• _Data rows_
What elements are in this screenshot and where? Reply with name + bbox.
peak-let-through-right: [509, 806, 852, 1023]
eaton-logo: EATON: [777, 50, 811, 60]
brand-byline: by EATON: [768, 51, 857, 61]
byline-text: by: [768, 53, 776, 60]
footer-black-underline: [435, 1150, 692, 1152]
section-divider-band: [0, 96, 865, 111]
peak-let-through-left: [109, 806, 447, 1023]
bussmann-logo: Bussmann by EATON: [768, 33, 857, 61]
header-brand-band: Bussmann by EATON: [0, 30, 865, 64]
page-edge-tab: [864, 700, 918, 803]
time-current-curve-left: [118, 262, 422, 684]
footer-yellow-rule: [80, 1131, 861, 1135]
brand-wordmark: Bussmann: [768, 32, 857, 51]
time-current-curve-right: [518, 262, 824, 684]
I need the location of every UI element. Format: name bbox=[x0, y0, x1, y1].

--

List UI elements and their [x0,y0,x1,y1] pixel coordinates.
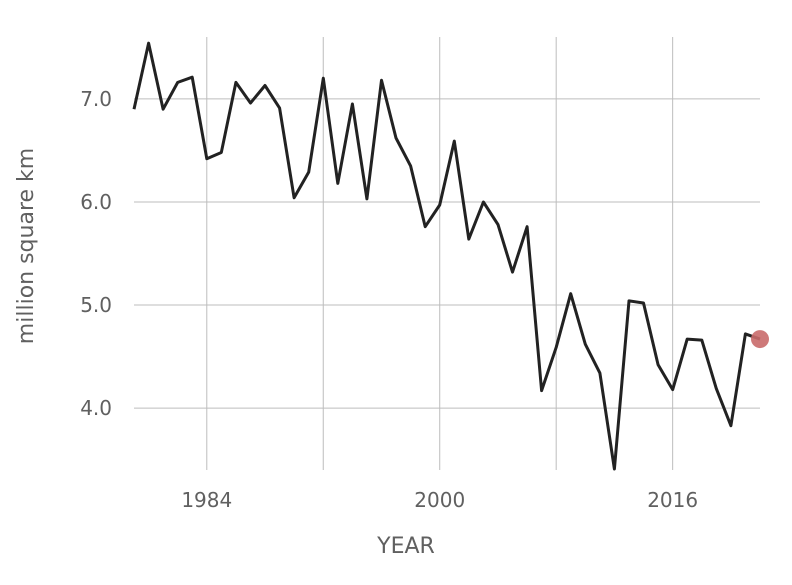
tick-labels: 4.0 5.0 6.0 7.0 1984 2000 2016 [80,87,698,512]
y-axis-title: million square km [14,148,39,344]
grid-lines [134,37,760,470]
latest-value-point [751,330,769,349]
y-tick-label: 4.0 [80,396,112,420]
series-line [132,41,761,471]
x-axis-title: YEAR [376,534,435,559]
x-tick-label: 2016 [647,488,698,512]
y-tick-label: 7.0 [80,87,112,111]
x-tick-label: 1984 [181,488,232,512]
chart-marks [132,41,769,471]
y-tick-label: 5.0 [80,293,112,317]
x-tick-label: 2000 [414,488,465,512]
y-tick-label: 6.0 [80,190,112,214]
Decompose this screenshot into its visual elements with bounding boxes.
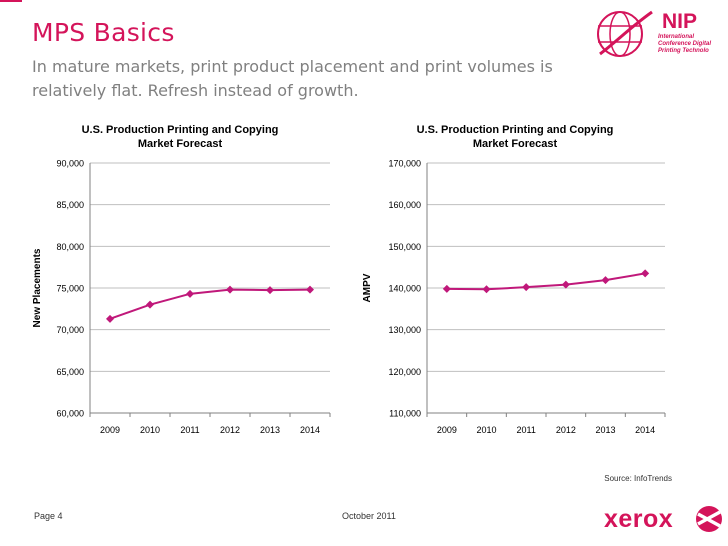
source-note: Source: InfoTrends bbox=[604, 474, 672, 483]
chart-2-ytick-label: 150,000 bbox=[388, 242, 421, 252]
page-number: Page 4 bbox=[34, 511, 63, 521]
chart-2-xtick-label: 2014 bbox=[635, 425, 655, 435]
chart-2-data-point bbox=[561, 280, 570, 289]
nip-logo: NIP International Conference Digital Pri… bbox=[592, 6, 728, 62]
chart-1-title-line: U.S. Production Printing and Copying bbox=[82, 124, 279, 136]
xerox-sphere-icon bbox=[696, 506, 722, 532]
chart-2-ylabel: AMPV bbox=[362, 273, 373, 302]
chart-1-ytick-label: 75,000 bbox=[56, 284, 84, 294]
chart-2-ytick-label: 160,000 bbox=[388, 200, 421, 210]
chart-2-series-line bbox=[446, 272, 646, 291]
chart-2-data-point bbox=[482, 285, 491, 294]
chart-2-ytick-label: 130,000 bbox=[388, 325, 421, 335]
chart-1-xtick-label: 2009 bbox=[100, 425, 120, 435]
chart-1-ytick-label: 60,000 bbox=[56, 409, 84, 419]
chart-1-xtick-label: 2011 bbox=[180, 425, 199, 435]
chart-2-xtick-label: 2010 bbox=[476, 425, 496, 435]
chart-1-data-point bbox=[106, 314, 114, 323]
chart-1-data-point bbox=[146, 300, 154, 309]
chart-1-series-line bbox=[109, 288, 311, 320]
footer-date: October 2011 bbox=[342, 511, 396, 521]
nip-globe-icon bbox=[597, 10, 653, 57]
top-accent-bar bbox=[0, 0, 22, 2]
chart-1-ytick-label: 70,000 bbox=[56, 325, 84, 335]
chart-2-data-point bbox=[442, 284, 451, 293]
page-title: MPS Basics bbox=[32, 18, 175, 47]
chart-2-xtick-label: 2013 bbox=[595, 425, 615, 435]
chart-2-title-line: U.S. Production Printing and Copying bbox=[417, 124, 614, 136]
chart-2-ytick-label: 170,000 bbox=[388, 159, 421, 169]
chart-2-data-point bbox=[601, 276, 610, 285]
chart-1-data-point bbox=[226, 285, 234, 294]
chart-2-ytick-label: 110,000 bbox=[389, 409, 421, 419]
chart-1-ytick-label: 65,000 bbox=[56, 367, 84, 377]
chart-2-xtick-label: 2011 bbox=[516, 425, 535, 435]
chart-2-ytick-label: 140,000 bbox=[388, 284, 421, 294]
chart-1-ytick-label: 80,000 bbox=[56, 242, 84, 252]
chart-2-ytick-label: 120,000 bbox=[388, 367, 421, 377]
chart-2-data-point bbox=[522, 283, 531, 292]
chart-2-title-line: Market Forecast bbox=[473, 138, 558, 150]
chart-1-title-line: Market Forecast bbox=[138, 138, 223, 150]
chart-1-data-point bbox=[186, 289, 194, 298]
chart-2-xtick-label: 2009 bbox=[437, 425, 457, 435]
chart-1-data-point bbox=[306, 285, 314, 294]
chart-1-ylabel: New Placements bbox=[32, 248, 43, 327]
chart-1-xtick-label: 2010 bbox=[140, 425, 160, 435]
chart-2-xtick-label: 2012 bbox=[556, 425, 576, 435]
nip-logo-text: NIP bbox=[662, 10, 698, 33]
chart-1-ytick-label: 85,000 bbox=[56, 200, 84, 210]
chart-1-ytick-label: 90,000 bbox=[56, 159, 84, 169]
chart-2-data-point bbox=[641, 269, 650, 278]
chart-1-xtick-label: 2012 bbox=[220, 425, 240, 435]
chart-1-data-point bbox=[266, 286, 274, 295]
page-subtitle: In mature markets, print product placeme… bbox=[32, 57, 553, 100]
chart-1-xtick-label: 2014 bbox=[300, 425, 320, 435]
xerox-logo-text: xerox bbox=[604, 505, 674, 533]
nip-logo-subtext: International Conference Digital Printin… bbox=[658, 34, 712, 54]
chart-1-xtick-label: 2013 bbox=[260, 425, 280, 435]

• _Request_
Return, unchanged, the records from the line with "What elements are" to the line with "peak-let-through-left: [109, 806, 447, 1023]", counting both of those lines.

• _Solved exercise_
What elements are in this screenshot and where? Reply with name + bbox.
peak-let-through-right: [509, 806, 852, 1023]
eaton-logo: EATON: [777, 50, 811, 60]
brand-byline: by EATON: [768, 51, 857, 61]
byline-text: by: [768, 53, 776, 60]
footer-black-underline: [435, 1150, 692, 1152]
section-divider-band: [0, 96, 865, 111]
peak-let-through-left: [109, 806, 447, 1023]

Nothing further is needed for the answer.